● **Do this**
Keep the images out and copy every entry below exactly.

* Start Data to process *

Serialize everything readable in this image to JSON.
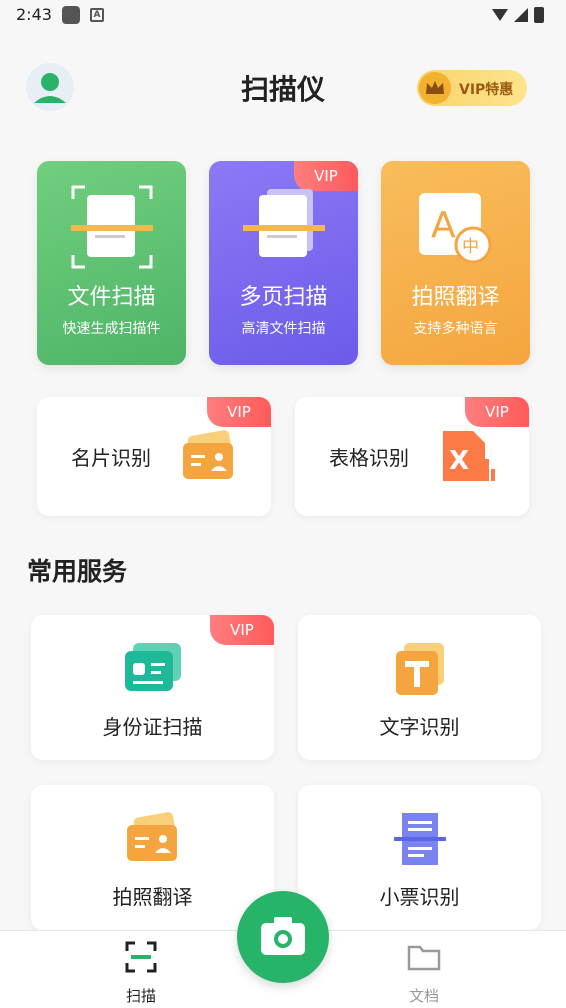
{
  "status_bar": {
    "time": "2:43"
  },
  "header": {
    "title": "扫描仪",
    "vip_badge": "VIP特惠"
  },
  "tiles": [
    {
      "name": "文件扫描",
      "sub": "快速生成扫描件",
      "vip": ""
    },
    {
      "name": "多页扫描",
      "sub": "高清文件扫描",
      "vip": "VIP"
    },
    {
      "name": "拍照翻译",
      "sub": "支持多种语言",
      "vip": ""
    }
  ],
  "mid_cards": [
    {
      "name": "名片识别",
      "vip": "VIP"
    },
    {
      "name": "表格识别",
      "vip": "VIP"
    }
  ],
  "section_title": "常用服务",
  "services": [
    {
      "name": "身份证扫描",
      "vip": "VIP"
    },
    {
      "name": "文字识别",
      "vip": ""
    },
    {
      "name": "拍照翻译",
      "vip": ""
    },
    {
      "name": "小票识别",
      "vip": ""
    }
  ],
  "nav": {
    "scan": "扫描",
    "docs": "文档"
  },
  "colors": {
    "accent": "#27b368",
    "vip": "#ff5a5a"
  }
}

* End Data to process *

● **Correct output**
Serialize everything readable in this image to JSON.
{
  "status_bar": {
    "time": "2:43"
  },
  "header": {
    "title": "扫描仪",
    "vip_badge": "VIP特惠"
  },
  "tiles": [
    {
      "name": "文件扫描",
      "sub": "快速生成扫描件",
      "vip": ""
    },
    {
      "name": "多页扫描",
      "sub": "高清文件扫描",
      "vip": "VIP"
    },
    {
      "name": "拍照翻译",
      "sub": "支持多种语言",
      "vip": ""
    }
  ],
  "mid_cards": [
    {
      "name": "名片识别",
      "vip": "VIP"
    },
    {
      "name": "表格识别",
      "vip": "VIP"
    }
  ],
  "section_title": "常用服务",
  "services": [
    {
      "name": "身份证扫描",
      "vip": "VIP"
    },
    {
      "name": "文字识别",
      "vip": ""
    },
    {
      "name": "拍照翻译",
      "vip": ""
    },
    {
      "name": "小票识别",
      "vip": ""
    }
  ],
  "nav": {
    "scan": "扫描",
    "docs": "文档"
  },
  "colors": {
    "accent": "#27b368",
    "vip": "#ff5a5a"
  }
}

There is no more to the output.